**WHAT IS NEEDED:** Each line below should be quoted exactly, please.

═════ RECORDS SHOWN ═════

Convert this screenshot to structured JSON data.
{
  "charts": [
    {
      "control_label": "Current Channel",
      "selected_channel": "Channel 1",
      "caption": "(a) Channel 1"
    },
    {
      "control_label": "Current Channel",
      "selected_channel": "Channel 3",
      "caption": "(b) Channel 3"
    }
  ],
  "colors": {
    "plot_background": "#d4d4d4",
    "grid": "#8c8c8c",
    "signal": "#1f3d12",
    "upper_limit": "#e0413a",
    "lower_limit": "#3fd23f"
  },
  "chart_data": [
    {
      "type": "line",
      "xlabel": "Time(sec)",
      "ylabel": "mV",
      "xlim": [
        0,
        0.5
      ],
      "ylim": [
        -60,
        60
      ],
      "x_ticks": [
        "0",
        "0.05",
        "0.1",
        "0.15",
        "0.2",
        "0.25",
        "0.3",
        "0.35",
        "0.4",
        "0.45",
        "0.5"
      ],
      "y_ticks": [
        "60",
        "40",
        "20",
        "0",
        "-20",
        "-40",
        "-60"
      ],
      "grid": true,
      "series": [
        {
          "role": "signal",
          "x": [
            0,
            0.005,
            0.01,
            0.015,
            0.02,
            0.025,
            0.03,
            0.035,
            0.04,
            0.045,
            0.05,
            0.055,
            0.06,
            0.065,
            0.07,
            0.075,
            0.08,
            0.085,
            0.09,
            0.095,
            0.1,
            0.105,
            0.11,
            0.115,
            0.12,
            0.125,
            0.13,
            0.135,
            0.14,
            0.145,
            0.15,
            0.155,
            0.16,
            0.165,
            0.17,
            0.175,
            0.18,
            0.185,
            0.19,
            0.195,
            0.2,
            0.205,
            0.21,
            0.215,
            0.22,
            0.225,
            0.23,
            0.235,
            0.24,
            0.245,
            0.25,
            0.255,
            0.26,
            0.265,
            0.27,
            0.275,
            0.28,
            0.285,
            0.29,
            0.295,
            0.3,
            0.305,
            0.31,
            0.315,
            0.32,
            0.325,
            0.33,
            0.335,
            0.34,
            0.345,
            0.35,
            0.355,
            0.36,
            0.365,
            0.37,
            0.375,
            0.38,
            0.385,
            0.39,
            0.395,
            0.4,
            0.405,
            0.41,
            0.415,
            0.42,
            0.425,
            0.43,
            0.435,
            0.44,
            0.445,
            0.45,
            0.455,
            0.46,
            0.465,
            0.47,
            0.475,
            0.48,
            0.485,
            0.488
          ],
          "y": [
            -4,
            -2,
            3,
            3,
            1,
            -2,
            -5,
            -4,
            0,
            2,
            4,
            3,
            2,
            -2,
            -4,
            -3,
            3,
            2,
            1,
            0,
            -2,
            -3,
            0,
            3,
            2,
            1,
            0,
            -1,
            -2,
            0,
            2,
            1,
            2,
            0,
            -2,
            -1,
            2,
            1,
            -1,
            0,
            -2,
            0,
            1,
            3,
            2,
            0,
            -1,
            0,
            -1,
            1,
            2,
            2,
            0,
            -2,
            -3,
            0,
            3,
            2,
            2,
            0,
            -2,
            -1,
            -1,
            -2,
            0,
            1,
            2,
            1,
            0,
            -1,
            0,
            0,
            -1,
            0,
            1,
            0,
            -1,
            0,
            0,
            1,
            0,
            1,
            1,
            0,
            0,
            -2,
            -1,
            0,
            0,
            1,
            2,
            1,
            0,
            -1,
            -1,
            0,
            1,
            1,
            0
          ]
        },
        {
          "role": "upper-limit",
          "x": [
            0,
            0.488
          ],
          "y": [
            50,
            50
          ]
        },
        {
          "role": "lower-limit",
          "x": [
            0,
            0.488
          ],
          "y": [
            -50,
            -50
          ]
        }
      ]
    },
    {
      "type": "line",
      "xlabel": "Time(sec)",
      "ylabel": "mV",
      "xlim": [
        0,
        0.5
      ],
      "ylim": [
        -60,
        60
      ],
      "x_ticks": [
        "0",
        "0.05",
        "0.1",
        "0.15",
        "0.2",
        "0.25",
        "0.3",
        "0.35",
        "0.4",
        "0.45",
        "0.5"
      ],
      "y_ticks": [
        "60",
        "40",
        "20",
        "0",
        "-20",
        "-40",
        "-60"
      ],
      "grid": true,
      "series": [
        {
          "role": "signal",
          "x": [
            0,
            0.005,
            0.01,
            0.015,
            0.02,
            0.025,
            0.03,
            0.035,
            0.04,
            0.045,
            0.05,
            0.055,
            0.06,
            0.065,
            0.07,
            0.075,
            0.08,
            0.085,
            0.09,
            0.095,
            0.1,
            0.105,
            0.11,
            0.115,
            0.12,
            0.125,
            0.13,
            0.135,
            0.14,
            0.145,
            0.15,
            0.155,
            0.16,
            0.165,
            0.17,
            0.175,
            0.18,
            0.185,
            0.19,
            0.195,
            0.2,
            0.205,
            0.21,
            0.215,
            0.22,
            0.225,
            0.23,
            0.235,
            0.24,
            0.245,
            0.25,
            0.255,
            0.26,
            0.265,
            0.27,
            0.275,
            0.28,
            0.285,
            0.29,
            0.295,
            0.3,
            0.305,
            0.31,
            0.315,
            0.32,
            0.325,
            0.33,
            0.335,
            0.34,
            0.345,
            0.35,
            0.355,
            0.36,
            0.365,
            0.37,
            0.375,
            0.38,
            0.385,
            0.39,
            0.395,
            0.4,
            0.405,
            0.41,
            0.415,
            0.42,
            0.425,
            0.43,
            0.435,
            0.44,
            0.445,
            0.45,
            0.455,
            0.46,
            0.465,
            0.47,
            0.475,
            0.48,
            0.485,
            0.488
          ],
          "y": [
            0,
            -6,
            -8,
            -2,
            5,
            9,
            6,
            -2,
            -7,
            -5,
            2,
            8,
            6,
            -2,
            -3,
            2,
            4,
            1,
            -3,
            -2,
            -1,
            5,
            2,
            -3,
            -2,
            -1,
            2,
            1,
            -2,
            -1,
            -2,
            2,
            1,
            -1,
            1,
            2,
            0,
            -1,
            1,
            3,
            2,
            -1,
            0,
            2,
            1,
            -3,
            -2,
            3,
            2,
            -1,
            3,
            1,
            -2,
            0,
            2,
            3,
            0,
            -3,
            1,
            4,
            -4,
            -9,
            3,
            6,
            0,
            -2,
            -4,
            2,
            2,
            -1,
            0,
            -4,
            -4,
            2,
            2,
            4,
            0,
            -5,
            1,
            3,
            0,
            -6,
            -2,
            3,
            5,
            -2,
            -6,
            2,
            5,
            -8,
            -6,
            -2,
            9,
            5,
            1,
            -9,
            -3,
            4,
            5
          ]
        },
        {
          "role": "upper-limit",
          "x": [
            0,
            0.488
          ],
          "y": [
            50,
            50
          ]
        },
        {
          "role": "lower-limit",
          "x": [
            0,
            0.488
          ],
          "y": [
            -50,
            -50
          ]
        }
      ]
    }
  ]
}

═════

**EXERCISE ANSWER:**
Convert this screenshot to structured JSON data.
{
  "charts": [
    {
      "control_label": "Current Channel",
      "selected_channel": "Channel 1",
      "caption": "(a) Channel 1"
    },
    {
      "control_label": "Current Channel",
      "selected_channel": "Channel 3",
      "caption": "(b) Channel 3"
    }
  ],
  "colors": {
    "plot_background": "#d4d4d4",
    "grid": "#8c8c8c",
    "signal": "#1f3d12",
    "upper_limit": "#e0413a",
    "lower_limit": "#3fd23f"
  },
  "chart_data": [
    {
      "type": "line",
      "xlabel": "Time(sec)",
      "ylabel": "mV",
      "xlim": [
        0,
        0.5
      ],
      "ylim": [
        -60,
        60
      ],
      "x_ticks": [
        "0",
        "0.05",
        "0.1",
        "0.15",
        "0.2",
        "0.25",
        "0.3",
        "0.35",
        "0.4",
        "0.45",
        "0.5"
      ],
      "y_ticks": [
        "60",
        "40",
        "20",
        "0",
        "-20",
        "-40",
        "-60"
      ],
      "grid": true,
      "series": [
        {
          "role": "signal",
          "x": [
            0,
            0.005,
            0.01,
            0.015,
            0.02,
            0.025,
            0.03,
            0.035,
            0.04,
            0.045,
            0.05,
            0.055,
            0.06,
            0.065,
            0.07,
            0.075,
            0.08,
            0.085,
            0.09,
            0.095,
            0.1,
            0.105,
            0.11,
            0.115,
            0.12,
            0.125,
            0.13,
            0.135,
            0.14,
            0.145,
            0.15,
            0.155,
            0.16,
            0.165,
            0.17,
            0.175,
            0.18,
            0.185,
            0.19,
            0.195,
            0.2,
            0.205,
            0.21,
            0.215,
            0.22,
            0.225,
            0.23,
            0.235,
            0.24,
            0.245,
            0.25,
            0.255,
            0.26,
            0.265,
            0.27,
            0.275,
            0.28,
            0.285,
            0.29,
            0.295,
            0.3,
            0.305,
            0.31,
            0.315,
            0.32,
            0.325,
            0.33,
            0.335,
            0.34,
            0.345,
            0.35,
            0.355,
            0.36,
            0.365,
            0.37,
            0.375,
            0.38,
            0.385,
            0.39,
            0.395,
            0.4,
            0.405,
            0.41,
            0.415,
            0.42,
            0.425,
            0.43,
            0.435,
            0.44,
            0.445,
            0.45,
            0.455,
            0.46,
            0.465,
            0.47,
            0.475,
            0.48,
            0.485,
            0.488
          ],
          "y": [
            -4,
            -2,
            3,
            3,
            1,
            -2,
            -5,
            -4,
            0,
            2,
            4,
            3,
            2,
            -2,
            -4,
            -3,
            3,
            2,
            1,
            0,
            -2,
            -3,
            0,
            3,
            2,
            1,
            0,
            -1,
            -2,
            0,
            2,
            1,
            2,
            0,
            -2,
            -1,
            2,
            1,
            -1,
            0,
            -2,
            0,
            1,
            3,
            2,
            0,
            -1,
            0,
            -1,
            1,
            2,
            2,
            0,
            -2,
            -3,
            0,
            3,
            2,
            2,
            0,
            -2,
            -1,
            -1,
            -2,
            0,
            1,
            2,
            1,
            0,
            -1,
            0,
            0,
            -1,
            0,
            1,
            0,
            -1,
            0,
            0,
            1,
            0,
            1,
            1,
            0,
            0,
            -2,
            -1,
            0,
            0,
            1,
            2,
            1,
            0,
            -1,
            -1,
            0,
            1,
            1,
            0
          ]
        },
        {
          "role": "upper-limit",
          "x": [
            0,
            0.488
          ],
          "y": [
            50,
            50
          ]
        },
        {
          "role": "lower-limit",
          "x": [
            0,
            0.488
          ],
          "y": [
            -50,
            -50
          ]
        }
      ]
    },
    {
      "type": "line",
      "xlabel": "Time(sec)",
      "ylabel": "mV",
      "xlim": [
        0,
        0.5
      ],
      "ylim": [
        -60,
        60
      ],
      "x_ticks": [
        "0",
        "0.05",
        "0.1",
        "0.15",
        "0.2",
        "0.25",
        "0.3",
        "0.35",
        "0.4",
        "0.45",
        "0.5"
      ],
      "y_ticks": [
        "60",
        "40",
        "20",
        "0",
        "-20",
        "-40",
        "-60"
      ],
      "grid": true,
      "series": [
        {
          "role": "signal",
          "x": [
            0,
            0.005,
            0.01,
            0.015,
            0.02,
            0.025,
            0.03,
            0.035,
            0.04,
            0.045,
            0.05,
            0.055,
            0.06,
            0.065,
            0.07,
            0.075,
            0.08,
            0.085,
            0.09,
            0.095,
            0.1,
            0.105,
            0.11,
            0.115,
            0.12,
            0.125,
            0.13,
            0.135,
            0.14,
            0.145,
            0.15,
            0.155,
            0.16,
            0.165,
            0.17,
            0.175,
            0.18,
            0.185,
            0.19,
            0.195,
            0.2,
            0.205,
            0.21,
            0.215,
            0.22,
            0.225,
            0.23,
            0.235,
            0.24,
            0.245,
            0.25,
            0.255,
            0.26,
            0.265,
            0.27,
            0.275,
            0.28,
            0.285,
            0.29,
            0.295,
            0.3,
            0.305,
            0.31,
            0.315,
            0.32,
            0.325,
            0.33,
            0.335,
            0.34,
            0.345,
            0.35,
            0.355,
            0.36,
            0.365,
            0.37,
            0.375,
            0.38,
            0.385,
            0.39,
            0.395,
            0.4,
            0.405,
            0.41,
            0.415,
            0.42,
            0.425,
            0.43,
            0.435,
            0.44,
            0.445,
            0.45,
            0.455,
            0.46,
            0.465,
            0.47,
            0.475,
            0.48,
            0.485,
            0.488
          ],
          "y": [
            0,
            -6,
            -8,
            -2,
            5,
            9,
            6,
            -2,
            -7,
            -5,
            2,
            8,
            6,
            -2,
            -3,
            2,
            4,
            1,
            -3,
            -2,
            -1,
            5,
            2,
            -3,
            -2,
            -1,
            2,
            1,
            -2,
            -1,
            -2,
            2,
            1,
            -1,
            1,
            2,
            0,
            -1,
            1,
            3,
            2,
            -1,
            0,
            2,
            1,
            -3,
            -2,
            3,
            2,
            -1,
            3,
            1,
            -2,
            0,
            2,
            3,
            0,
            -3,
            1,
            4,
            -4,
            -9,
            3,
            6,
            0,
            -2,
            -4,
            2,
            2,
            -1,
            0,
            -4,
            -4,
            2,
            2,
            4,
            0,
            -5,
            1,
            3,
            0,
            -6,
            -2,
            3,
            5,
            -2,
            -6,
            2,
            5,
            -8,
            -6,
            -2,
            9,
            5,
            1,
            -9,
            -3,
            4,
            5
          ]
        },
        {
          "role": "upper-limit",
          "x": [
            0,
            0.488
          ],
          "y": [
            50,
            50
          ]
        },
        {
          "role": "lower-limit",
          "x": [
            0,
            0.488
          ],
          "y": [
            -50,
            -50
          ]
        }
      ]
    }
  ]
}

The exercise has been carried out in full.